• Exercise materials:
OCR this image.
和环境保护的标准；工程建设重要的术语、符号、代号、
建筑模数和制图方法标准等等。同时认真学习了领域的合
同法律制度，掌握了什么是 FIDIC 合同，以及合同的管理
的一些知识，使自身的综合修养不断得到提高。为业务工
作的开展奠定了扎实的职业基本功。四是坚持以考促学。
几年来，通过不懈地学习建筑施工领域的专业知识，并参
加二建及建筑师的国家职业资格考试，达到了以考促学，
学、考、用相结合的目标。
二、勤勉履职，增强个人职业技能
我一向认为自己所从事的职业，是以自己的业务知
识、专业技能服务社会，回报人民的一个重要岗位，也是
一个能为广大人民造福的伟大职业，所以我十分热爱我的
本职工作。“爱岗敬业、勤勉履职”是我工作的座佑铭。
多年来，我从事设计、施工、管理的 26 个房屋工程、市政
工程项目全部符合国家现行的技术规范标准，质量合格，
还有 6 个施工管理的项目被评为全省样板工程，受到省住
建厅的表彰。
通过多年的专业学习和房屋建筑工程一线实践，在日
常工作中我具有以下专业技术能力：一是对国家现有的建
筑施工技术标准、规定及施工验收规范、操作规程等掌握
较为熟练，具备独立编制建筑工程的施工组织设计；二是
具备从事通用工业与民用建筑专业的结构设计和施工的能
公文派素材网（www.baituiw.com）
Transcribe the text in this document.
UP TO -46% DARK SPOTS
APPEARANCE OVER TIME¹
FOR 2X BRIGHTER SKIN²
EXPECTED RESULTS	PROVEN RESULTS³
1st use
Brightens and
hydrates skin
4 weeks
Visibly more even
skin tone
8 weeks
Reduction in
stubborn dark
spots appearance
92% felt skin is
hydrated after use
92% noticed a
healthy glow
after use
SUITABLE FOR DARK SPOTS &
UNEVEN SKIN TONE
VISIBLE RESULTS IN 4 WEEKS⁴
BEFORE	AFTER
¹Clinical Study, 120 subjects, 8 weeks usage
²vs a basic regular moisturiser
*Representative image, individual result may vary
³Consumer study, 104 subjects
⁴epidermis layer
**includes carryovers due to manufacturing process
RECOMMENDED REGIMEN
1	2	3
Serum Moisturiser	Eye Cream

• What this task involves:
Copy the entries above exactly, leaving none out.

• Problem solution:
OCR this image.
和环境保护的标准；工程建设重要的术语、符号、代号、
建筑模数和制图方法标准等等。同时认真学习了领域的合
同法律制度，掌握了什么是 FIDIC 合同，以及合同的管理
的一些知识，使自身的综合修养不断得到提高。为业务工
作的开展奠定了扎实的职业基本功。四是坚持以考促学。
几年来，通过不懈地学习建筑施工领域的专业知识，并参
加二建及建筑师的国家职业资格考试，达到了以考促学，
学、考、用相结合的目标。
二、勤勉履职，增强个人职业技能
我一向认为自己所从事的职业，是以自己的业务知
识、专业技能服务社会，回报人民的一个重要岗位，也是
一个能为广大人民造福的伟大职业，所以我十分热爱我的
本职工作。“爱岗敬业、勤勉履职”是我工作的座佑铭。
多年来，我从事设计、施工、管理的 26 个房屋工程、市政
工程项目全部符合国家现行的技术规范标准，质量合格，
还有 6 个施工管理的项目被评为全省样板工程，受到省住
建厅的表彰。
通过多年的专业学习和房屋建筑工程一线实践，在日
常工作中我具有以下专业技术能力：一是对国家现有的建
筑施工技术标准、规定及施工验收规范、操作规程等掌握
较为熟练，具备独立编制建筑工程的施工组织设计；二是
具备从事通用工业与民用建筑专业的结构设计和施工的能
公文派素材网（www.baituiw.com）
Transcribe the text in this document.
UP TO -46% DARK SPOTS
APPEARANCE OVER TIME¹
FOR 2X BRIGHTER SKIN²
EXPECTED RESULTS	PROVEN RESULTS³
1st use
Brightens and
hydrates skin
4 weeks
Visibly more even
skin tone
8 weeks
Reduction in
stubborn dark
spots appearance
92% felt skin is
hydrated after use
92% noticed a
healthy glow
after use
SUITABLE FOR DARK SPOTS &
UNEVEN SKIN TONE
VISIBLE RESULTS IN 4 WEEKS⁴
BEFORE	AFTER
¹Clinical Study, 120 subjects, 8 weeks usage
²vs a basic regular moisturiser
*Representative image, individual result may vary
³Consumer study, 104 subjects
⁴epidermis layer
**includes carryovers due to manufacturing process
RECOMMENDED REGIMEN
1	2	3
Serum Moisturiser	Eye Cream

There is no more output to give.